-- start RECORDED INFORMATION --

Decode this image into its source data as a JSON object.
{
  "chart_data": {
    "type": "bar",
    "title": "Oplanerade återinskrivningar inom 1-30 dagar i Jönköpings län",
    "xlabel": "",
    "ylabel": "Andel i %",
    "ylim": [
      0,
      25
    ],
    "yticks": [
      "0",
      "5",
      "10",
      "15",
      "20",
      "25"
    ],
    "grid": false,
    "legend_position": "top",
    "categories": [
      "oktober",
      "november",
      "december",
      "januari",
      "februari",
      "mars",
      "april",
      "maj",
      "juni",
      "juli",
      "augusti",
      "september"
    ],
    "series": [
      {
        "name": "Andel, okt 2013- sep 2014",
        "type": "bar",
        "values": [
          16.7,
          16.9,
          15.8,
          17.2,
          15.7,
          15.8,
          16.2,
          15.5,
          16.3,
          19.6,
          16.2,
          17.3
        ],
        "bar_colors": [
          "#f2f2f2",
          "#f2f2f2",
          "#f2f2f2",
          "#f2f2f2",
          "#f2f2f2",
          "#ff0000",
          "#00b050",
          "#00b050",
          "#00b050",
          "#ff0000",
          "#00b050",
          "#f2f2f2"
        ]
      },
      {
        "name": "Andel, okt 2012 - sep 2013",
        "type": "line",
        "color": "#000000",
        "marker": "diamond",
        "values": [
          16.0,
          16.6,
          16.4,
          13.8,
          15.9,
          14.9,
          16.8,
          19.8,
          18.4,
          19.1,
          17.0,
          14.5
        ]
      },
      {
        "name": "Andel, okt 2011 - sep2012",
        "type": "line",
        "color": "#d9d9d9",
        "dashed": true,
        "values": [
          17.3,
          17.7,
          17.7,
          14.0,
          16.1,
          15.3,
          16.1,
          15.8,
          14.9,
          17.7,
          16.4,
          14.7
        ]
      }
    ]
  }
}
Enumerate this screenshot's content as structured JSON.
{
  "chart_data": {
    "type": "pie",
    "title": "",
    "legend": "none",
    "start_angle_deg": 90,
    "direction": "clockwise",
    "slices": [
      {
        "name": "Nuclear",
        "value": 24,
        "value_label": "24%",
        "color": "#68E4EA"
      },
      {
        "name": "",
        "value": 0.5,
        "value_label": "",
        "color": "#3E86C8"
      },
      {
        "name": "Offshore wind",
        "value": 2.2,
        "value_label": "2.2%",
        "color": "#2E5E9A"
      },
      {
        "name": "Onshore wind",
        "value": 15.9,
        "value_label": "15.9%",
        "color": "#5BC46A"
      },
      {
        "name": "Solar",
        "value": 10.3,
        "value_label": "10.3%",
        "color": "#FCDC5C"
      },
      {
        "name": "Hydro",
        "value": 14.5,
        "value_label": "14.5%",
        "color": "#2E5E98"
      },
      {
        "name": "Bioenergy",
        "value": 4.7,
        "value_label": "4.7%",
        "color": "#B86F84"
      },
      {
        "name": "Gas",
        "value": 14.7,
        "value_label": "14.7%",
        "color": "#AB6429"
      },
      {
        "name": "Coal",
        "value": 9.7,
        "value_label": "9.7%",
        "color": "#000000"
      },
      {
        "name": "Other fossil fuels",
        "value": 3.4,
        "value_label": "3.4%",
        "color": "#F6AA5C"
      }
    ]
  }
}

-- end RECORDED INFORMATION --

**EXERCISE INSTRUCTIONS:** Read through the data and copy every line where "wind" shows up.

**RESULT OF THE TASK:**
        "name": "Offshore wind",
        "name": "Onshore wind",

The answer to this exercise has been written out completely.